Stated goal -> From the entries that follow, gather each line holding the word "المسجد".

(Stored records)

• • • • • • •

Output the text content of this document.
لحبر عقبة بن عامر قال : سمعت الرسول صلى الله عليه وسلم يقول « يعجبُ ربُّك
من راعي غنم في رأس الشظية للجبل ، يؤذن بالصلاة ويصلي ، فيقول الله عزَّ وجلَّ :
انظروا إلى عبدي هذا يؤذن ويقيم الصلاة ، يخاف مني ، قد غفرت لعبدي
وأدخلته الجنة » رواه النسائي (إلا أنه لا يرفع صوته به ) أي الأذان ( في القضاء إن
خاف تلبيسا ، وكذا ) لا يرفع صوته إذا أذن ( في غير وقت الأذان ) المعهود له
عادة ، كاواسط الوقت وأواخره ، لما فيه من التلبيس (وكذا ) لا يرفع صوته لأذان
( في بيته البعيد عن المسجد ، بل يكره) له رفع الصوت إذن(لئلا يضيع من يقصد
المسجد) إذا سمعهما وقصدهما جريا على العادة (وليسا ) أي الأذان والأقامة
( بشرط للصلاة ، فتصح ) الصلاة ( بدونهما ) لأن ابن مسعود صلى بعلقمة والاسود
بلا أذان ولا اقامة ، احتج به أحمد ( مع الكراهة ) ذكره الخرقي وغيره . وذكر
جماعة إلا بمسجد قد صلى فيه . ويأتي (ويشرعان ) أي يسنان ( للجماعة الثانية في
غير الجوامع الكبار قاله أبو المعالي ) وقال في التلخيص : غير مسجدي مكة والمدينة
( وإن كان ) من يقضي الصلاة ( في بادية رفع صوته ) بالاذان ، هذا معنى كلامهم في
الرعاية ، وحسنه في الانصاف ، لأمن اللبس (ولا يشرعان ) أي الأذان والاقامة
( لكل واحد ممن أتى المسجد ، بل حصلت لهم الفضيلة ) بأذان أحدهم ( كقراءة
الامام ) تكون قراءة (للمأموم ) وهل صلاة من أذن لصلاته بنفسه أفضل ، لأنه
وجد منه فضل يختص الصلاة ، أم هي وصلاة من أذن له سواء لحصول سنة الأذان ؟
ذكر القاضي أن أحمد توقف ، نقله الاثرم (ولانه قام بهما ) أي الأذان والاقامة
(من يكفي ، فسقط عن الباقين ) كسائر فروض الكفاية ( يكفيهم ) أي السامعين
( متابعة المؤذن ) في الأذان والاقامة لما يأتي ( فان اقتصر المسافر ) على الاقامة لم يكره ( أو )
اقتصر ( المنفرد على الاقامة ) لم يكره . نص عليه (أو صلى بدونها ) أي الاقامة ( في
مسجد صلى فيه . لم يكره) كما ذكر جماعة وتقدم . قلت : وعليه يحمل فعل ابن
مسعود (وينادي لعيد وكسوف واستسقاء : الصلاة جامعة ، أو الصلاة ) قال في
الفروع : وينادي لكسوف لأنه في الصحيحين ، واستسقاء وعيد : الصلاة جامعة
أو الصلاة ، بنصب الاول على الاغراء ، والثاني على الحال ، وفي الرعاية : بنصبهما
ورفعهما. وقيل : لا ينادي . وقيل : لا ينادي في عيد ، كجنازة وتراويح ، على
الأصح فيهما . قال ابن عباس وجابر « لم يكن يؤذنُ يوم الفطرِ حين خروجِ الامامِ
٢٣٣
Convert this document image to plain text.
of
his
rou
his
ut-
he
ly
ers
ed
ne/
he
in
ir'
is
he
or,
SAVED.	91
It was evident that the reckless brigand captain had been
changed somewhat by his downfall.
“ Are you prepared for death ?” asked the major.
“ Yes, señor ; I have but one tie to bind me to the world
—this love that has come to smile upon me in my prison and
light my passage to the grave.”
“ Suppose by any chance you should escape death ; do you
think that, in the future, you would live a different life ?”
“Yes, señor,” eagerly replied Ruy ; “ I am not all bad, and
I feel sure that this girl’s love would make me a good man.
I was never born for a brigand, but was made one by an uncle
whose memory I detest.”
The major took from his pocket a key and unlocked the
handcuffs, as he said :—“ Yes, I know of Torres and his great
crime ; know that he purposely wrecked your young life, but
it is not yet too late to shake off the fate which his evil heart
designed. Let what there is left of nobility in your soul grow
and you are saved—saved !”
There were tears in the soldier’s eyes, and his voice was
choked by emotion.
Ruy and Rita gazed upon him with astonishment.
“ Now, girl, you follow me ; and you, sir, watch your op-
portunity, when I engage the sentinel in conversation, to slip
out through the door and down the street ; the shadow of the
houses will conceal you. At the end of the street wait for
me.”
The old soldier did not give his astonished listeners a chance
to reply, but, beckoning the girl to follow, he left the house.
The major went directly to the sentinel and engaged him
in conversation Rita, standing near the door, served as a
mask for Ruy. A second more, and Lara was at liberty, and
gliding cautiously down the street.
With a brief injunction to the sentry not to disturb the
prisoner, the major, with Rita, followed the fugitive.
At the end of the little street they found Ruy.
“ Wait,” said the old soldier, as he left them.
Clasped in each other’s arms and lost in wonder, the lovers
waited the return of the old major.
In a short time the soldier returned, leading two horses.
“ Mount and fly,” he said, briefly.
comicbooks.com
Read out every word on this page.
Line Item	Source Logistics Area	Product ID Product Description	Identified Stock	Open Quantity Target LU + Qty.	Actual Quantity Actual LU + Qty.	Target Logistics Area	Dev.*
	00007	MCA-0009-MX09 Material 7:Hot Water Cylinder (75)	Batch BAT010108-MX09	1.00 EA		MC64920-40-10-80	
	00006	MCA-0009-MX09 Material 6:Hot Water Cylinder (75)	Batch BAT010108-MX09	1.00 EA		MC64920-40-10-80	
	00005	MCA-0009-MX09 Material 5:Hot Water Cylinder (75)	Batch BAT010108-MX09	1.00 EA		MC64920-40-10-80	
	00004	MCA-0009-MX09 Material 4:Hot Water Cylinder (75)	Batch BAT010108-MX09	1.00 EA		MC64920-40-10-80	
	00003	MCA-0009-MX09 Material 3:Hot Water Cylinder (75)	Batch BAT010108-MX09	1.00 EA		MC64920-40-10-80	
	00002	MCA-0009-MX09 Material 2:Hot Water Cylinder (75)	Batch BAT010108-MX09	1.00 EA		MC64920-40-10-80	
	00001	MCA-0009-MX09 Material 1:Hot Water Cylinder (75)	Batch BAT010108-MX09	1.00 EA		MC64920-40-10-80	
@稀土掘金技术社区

• • • • • • •

Full answer ->
( في بيته البعيد عن المسجد ، بل يكره) له رفع الصوت إذن(لئلا يضيع من يقصد
المسجد) إذا سمعهما وقصدهما جريا على العادة (وليسا ) أي الأذان والأقامة
( لكل واحد ممن أتى المسجد ، بل حصلت لهم الفضيلة ) بأذان أحدهم ( كقراءة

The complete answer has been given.